-- Begin DATA FOR PROCESSING --
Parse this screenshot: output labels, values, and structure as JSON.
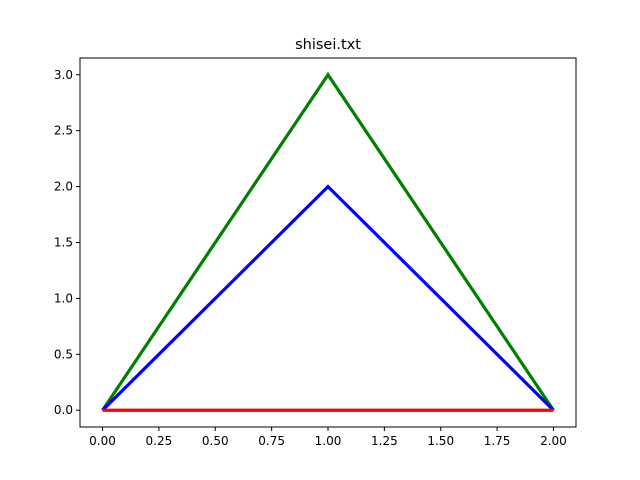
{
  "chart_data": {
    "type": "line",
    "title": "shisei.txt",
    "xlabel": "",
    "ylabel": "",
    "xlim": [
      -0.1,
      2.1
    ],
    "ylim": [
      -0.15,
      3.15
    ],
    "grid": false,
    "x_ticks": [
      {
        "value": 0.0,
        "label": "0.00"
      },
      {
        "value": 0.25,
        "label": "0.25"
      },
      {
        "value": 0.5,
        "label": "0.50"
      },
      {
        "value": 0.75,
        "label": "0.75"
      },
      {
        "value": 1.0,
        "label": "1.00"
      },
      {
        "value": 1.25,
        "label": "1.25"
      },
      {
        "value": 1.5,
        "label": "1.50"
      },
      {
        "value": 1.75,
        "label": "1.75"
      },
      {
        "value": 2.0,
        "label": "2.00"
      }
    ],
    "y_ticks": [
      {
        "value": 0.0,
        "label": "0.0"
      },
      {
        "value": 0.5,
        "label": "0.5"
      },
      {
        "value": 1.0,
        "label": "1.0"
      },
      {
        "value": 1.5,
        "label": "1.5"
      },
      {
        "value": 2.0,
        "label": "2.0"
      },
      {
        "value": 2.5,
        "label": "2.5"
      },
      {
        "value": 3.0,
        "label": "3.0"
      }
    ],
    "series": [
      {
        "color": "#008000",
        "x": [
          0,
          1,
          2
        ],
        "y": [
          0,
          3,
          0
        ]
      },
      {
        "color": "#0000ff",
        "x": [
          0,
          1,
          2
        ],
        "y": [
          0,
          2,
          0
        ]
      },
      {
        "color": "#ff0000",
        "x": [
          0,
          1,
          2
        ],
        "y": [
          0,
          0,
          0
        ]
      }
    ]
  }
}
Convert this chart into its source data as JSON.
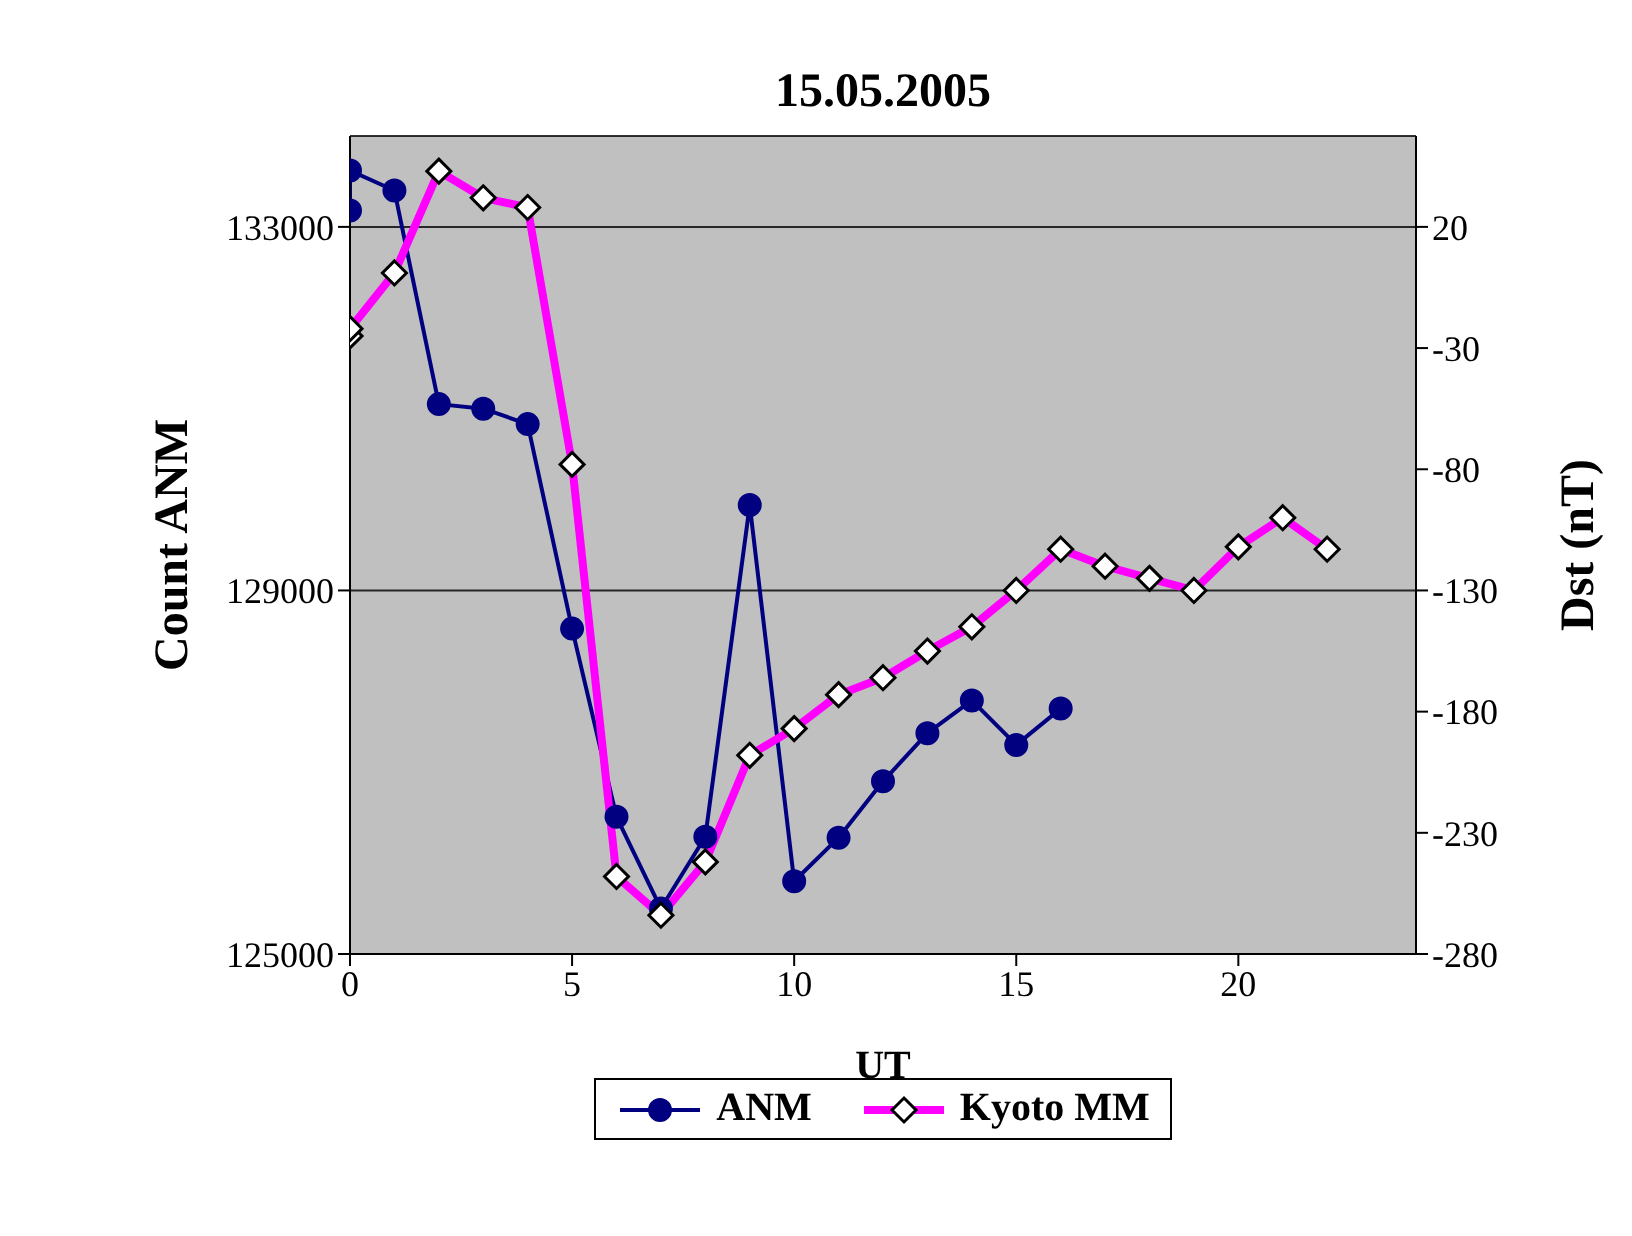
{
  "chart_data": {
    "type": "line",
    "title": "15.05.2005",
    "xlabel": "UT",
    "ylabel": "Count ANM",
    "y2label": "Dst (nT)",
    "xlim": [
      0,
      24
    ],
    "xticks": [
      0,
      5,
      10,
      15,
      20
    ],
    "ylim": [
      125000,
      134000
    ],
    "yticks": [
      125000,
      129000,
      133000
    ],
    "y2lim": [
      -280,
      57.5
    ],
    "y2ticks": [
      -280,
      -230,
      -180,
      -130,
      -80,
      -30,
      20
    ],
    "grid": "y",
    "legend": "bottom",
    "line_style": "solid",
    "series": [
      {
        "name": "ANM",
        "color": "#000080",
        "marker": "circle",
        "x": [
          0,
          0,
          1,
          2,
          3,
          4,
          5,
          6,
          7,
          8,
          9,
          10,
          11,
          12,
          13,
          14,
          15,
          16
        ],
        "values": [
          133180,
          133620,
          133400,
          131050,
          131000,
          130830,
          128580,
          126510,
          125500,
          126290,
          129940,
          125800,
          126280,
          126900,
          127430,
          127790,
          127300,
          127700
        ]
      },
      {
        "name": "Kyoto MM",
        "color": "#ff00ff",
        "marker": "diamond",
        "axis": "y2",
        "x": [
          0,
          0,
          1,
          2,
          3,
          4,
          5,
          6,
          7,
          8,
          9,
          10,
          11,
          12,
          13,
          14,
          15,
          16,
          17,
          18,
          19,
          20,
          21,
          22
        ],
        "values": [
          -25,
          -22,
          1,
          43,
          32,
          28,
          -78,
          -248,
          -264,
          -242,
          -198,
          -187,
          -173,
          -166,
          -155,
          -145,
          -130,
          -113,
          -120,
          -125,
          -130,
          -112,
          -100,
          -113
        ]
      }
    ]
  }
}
-- End DATA FOR PROCESSING --
**REQUIRED TASK:**
Leave out the pictures and reproduce the rest of the listing exactly.

**EXPECTED ANSWER:**
Parse this screenshot: output labels, values, and structure as JSON.
{
  "chart_data": {
    "type": "line",
    "title": "shisei.txt",
    "xlabel": "",
    "ylabel": "",
    "xlim": [
      -0.1,
      2.1
    ],
    "ylim": [
      -0.15,
      3.15
    ],
    "grid": false,
    "x_ticks": [
      {
        "value": 0.0,
        "label": "0.00"
      },
      {
        "value": 0.25,
        "label": "0.25"
      },
      {
        "value": 0.5,
        "label": "0.50"
      },
      {
        "value": 0.75,
        "label": "0.75"
      },
      {
        "value": 1.0,
        "label": "1.00"
      },
      {
        "value": 1.25,
        "label": "1.25"
      },
      {
        "value": 1.5,
        "label": "1.50"
      },
      {
        "value": 1.75,
        "label": "1.75"
      },
      {
        "value": 2.0,
        "label": "2.00"
      }
    ],
    "y_ticks": [
      {
        "value": 0.0,
        "label": "0.0"
      },
      {
        "value": 0.5,
        "label": "0.5"
      },
      {
        "value": 1.0,
        "label": "1.0"
      },
      {
        "value": 1.5,
        "label": "1.5"
      },
      {
        "value": 2.0,
        "label": "2.0"
      },
      {
        "value": 2.5,
        "label": "2.5"
      },
      {
        "value": 3.0,
        "label": "3.0"
      }
    ],
    "series": [
      {
        "color": "#008000",
        "x": [
          0,
          1,
          2
        ],
        "y": [
          0,
          3,
          0
        ]
      },
      {
        "color": "#0000ff",
        "x": [
          0,
          1,
          2
        ],
        "y": [
          0,
          2,
          0
        ]
      },
      {
        "color": "#ff0000",
        "x": [
          0,
          1,
          2
        ],
        "y": [
          0,
          0,
          0
        ]
      }
    ]
  }
}
Convert this chart into its source data as JSON.
{
  "chart_data": {
    "type": "line",
    "title": "15.05.2005",
    "xlabel": "UT",
    "ylabel": "Count ANM",
    "y2label": "Dst (nT)",
    "xlim": [
      0,
      24
    ],
    "xticks": [
      0,
      5,
      10,
      15,
      20
    ],
    "ylim": [
      125000,
      134000
    ],
    "yticks": [
      125000,
      129000,
      133000
    ],
    "y2lim": [
      -280,
      57.5
    ],
    "y2ticks": [
      -280,
      -230,
      -180,
      -130,
      -80,
      -30,
      20
    ],
    "grid": "y",
    "legend": "bottom",
    "line_style": "solid",
    "series": [
      {
        "name": "ANM",
        "color": "#000080",
        "marker": "circle",
        "x": [
          0,
          0,
          1,
          2,
          3,
          4,
          5,
          6,
          7,
          8,
          9,
          10,
          11,
          12,
          13,
          14,
          15,
          16
        ],
        "values": [
          133180,
          133620,
          133400,
          131050,
          131000,
          130830,
          128580,
          126510,
          125500,
          126290,
          129940,
          125800,
          126280,
          126900,
          127430,
          127790,
          127300,
          127700
        ]
      },
      {
        "name": "Kyoto MM",
        "color": "#ff00ff",
        "marker": "diamond",
        "axis": "y2",
        "x": [
          0,
          0,
          1,
          2,
          3,
          4,
          5,
          6,
          7,
          8,
          9,
          10,
          11,
          12,
          13,
          14,
          15,
          16,
          17,
          18,
          19,
          20,
          21,
          22
        ],
        "values": [
          -25,
          -22,
          1,
          43,
          32,
          28,
          -78,
          -248,
          -264,
          -242,
          -198,
          -187,
          -173,
          -166,
          -155,
          -145,
          -130,
          -113,
          -120,
          -125,
          -130,
          -112,
          -100,
          -113
        ]
      }
    ]
  }
}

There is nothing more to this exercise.